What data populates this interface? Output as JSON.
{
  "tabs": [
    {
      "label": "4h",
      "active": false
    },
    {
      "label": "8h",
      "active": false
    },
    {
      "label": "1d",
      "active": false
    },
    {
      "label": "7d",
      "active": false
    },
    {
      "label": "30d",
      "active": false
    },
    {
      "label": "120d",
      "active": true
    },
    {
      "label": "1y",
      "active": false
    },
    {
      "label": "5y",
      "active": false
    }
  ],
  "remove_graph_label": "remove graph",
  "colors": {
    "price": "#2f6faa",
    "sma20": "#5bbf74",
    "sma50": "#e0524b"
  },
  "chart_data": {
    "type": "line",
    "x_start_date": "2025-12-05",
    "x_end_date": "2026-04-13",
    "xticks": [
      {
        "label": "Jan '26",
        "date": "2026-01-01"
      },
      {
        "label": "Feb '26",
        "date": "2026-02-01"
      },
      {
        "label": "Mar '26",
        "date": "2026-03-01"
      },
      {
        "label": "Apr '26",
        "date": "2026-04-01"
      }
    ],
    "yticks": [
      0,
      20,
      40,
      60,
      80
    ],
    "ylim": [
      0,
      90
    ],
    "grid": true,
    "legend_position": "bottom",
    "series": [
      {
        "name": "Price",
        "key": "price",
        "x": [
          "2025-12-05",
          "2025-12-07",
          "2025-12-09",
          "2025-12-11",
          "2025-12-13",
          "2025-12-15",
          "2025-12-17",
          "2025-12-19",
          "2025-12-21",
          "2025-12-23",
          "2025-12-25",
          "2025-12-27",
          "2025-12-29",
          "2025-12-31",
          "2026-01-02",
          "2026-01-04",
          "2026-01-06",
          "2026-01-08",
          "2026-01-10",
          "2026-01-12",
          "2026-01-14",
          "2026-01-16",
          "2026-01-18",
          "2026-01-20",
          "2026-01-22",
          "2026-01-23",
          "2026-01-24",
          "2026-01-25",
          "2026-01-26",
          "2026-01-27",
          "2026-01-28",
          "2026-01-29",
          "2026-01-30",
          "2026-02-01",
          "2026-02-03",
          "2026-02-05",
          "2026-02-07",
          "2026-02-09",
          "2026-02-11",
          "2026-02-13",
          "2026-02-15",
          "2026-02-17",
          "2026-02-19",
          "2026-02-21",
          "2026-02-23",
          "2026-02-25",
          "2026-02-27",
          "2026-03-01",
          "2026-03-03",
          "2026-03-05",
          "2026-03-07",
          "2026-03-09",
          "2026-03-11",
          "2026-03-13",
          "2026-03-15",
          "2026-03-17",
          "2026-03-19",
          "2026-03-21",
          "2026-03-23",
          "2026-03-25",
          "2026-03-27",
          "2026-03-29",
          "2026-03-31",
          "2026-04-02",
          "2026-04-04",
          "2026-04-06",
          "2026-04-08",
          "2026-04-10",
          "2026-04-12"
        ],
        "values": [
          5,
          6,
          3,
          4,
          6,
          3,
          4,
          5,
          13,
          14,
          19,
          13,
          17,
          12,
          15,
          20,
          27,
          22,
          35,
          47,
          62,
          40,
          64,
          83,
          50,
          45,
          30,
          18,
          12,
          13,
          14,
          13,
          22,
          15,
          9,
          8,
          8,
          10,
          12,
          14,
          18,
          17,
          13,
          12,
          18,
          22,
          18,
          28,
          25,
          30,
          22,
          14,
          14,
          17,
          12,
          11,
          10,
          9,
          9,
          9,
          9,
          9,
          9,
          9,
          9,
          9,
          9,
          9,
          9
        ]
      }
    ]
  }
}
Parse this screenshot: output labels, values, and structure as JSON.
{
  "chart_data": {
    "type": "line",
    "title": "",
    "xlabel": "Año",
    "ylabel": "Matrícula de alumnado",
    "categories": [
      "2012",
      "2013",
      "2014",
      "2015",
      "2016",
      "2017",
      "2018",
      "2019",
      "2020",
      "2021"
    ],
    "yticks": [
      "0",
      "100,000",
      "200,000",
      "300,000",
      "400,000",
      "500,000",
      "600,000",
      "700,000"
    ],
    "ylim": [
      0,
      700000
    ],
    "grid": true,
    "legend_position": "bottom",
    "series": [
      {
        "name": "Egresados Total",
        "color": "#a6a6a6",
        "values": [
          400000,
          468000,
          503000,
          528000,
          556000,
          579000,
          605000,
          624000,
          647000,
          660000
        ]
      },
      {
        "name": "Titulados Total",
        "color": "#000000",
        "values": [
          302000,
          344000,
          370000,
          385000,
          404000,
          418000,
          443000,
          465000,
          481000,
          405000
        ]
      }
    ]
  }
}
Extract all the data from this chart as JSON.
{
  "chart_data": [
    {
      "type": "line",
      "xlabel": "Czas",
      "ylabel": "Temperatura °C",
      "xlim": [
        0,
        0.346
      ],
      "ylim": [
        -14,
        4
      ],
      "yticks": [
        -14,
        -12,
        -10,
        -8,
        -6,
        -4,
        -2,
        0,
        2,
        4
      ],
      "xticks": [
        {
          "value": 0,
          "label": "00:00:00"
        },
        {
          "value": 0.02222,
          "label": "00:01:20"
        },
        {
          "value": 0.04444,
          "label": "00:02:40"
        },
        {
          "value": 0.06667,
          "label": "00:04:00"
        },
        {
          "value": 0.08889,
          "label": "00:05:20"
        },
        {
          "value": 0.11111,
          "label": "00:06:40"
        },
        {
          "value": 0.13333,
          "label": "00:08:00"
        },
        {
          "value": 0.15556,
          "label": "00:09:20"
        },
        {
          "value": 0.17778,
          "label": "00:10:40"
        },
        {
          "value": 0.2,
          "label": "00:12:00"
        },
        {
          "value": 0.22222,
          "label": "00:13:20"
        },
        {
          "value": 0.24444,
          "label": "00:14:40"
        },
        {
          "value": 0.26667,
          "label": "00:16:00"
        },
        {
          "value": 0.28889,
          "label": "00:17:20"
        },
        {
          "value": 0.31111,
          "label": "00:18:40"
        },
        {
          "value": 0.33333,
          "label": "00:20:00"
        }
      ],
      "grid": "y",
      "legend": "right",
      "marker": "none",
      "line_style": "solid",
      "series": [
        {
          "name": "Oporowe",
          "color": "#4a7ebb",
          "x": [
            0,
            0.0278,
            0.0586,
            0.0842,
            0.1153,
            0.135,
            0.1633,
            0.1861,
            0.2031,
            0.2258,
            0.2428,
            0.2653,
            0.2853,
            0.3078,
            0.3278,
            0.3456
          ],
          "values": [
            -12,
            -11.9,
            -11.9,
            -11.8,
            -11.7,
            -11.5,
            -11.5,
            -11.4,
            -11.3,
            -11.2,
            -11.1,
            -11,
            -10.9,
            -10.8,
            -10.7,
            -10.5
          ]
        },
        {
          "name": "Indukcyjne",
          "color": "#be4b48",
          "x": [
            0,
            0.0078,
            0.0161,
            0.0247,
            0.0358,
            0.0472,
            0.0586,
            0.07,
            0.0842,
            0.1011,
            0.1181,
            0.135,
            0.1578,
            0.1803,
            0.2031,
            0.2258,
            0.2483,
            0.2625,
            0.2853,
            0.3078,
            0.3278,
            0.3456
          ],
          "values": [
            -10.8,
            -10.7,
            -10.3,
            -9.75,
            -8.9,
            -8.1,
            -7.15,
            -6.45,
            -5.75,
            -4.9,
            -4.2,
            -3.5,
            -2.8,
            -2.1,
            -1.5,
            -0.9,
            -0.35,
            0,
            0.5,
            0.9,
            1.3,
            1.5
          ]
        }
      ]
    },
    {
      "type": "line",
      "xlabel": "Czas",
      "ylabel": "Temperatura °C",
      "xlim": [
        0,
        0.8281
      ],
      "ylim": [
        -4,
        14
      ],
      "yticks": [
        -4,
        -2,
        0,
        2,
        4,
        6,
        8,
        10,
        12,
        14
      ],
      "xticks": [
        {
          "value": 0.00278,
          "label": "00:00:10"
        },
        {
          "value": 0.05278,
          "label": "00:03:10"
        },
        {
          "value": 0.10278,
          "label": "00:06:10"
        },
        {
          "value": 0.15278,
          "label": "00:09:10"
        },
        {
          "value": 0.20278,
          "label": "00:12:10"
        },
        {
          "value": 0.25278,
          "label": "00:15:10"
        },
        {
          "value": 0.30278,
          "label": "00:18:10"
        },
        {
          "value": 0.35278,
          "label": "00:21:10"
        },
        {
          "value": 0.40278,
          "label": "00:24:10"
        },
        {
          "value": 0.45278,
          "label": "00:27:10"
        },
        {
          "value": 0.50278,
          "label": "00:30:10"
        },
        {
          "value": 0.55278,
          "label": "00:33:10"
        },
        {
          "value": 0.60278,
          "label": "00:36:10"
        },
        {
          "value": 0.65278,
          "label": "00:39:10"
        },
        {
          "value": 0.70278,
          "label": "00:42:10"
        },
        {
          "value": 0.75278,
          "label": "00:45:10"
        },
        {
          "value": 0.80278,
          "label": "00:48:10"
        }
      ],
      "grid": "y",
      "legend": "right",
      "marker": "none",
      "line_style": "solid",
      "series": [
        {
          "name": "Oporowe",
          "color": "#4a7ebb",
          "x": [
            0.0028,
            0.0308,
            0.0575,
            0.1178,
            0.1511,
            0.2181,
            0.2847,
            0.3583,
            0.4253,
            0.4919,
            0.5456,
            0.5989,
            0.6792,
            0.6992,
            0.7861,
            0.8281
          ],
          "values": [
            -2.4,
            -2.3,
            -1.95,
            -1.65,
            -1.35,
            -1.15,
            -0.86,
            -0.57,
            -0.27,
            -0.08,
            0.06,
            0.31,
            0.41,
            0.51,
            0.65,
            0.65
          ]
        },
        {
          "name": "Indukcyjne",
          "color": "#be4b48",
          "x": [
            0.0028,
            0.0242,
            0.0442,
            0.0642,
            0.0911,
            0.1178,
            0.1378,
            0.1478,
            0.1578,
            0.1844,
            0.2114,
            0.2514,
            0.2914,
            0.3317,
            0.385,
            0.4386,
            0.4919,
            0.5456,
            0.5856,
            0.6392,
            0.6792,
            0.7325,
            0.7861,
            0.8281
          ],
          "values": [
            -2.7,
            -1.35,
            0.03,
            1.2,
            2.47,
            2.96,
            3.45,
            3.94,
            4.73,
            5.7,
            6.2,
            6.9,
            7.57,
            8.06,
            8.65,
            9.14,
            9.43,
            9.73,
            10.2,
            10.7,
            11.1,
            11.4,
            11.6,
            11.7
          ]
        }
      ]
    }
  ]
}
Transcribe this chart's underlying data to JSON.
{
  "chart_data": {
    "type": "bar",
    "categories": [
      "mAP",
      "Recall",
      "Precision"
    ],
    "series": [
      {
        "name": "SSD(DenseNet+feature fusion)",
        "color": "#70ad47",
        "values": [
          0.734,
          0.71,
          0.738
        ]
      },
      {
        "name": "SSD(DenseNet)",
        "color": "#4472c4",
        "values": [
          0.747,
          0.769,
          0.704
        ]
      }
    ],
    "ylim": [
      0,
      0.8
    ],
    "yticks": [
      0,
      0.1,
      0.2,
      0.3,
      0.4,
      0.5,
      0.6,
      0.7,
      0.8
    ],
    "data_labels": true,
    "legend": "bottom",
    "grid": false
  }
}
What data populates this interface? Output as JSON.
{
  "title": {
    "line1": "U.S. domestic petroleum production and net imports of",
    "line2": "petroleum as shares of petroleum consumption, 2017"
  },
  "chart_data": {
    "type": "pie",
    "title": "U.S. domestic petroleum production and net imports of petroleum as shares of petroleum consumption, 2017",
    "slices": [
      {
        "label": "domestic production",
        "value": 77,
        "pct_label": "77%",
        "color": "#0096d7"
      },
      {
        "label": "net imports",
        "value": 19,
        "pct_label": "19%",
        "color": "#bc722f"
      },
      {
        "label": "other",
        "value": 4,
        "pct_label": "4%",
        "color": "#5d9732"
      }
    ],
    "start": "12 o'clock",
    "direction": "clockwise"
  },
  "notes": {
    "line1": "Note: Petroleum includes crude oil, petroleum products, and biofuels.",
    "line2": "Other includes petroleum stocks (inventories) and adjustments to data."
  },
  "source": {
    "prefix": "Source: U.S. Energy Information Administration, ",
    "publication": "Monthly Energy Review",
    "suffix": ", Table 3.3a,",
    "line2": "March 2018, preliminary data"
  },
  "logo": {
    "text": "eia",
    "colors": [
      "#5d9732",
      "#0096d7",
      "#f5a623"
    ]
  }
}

★ ★ ★

→ Task prompt: List all lines in the material containing the string "Energy".

→ Task response:
    "prefix": "Source: U.S. Energy Information Administration, ",
    "publication": "Monthly Energy Review",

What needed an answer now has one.